#### RAW RECORDS ####
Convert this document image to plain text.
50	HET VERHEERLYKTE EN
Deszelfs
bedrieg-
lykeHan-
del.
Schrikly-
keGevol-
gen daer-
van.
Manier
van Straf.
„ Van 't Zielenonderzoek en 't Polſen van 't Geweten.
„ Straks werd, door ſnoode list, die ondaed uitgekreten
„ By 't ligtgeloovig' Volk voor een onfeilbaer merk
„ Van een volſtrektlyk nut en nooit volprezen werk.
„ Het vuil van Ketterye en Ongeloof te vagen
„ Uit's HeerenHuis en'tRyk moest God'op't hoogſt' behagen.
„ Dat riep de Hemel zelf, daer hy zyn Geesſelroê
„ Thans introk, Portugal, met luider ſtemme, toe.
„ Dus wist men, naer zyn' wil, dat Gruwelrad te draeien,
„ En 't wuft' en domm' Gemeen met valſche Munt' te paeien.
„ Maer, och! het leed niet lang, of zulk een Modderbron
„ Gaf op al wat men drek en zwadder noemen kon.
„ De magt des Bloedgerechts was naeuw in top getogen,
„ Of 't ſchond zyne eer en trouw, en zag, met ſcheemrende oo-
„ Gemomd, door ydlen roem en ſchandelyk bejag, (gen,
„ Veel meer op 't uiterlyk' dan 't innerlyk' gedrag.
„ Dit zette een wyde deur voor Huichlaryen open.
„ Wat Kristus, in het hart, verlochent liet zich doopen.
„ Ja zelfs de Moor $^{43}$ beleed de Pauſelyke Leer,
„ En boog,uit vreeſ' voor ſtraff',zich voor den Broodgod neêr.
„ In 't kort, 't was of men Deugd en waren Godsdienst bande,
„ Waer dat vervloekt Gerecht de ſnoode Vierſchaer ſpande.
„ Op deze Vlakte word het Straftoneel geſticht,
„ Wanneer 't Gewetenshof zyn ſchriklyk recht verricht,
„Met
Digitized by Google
####
> EXERCISE BRIEF
Write out the entire listing exactly.

> THE OUTPUT
Convert this document image to plain text.
50	HET VERHEERLYKTE EN
Deszelfs
bedrieg-
lykeHan-
del.
Schrikly-
keGevol-
gen daer-
van.
Manier
van Straf.
„ Van 't Zielenonderzoek en 't Polſen van 't Geweten.
„ Straks werd, door ſnoode list, die ondaed uitgekreten
„ By 't ligtgeloovig' Volk voor een onfeilbaer merk
„ Van een volſtrektlyk nut en nooit volprezen werk.
„ Het vuil van Ketterye en Ongeloof te vagen
„ Uit's HeerenHuis en'tRyk moest God'op't hoogſt' behagen.
„ Dat riep de Hemel zelf, daer hy zyn Geesſelroê
„ Thans introk, Portugal, met luider ſtemme, toe.
„ Dus wist men, naer zyn' wil, dat Gruwelrad te draeien,
„ En 't wuft' en domm' Gemeen met valſche Munt' te paeien.
„ Maer, och! het leed niet lang, of zulk een Modderbron
„ Gaf op al wat men drek en zwadder noemen kon.
„ De magt des Bloedgerechts was naeuw in top getogen,
„ Of 't ſchond zyne eer en trouw, en zag, met ſcheemrende oo-
„ Gemomd, door ydlen roem en ſchandelyk bejag, (gen,
„ Veel meer op 't uiterlyk' dan 't innerlyk' gedrag.
„ Dit zette een wyde deur voor Huichlaryen open.
„ Wat Kristus, in het hart, verlochent liet zich doopen.
„ Ja zelfs de Moor $^{43}$ beleed de Pauſelyke Leer,
„ En boog,uit vreeſ' voor ſtraff',zich voor den Broodgod neêr.
„ In 't kort, 't was of men Deugd en waren Godsdienst bande,
„ Waer dat vervloekt Gerecht de ſnoode Vierſchaer ſpande.
„ Op deze Vlakte word het Straftoneel geſticht,
„ Wanneer 't Gewetenshof zyn ſchriklyk recht verricht,
„Met
Digitized by Google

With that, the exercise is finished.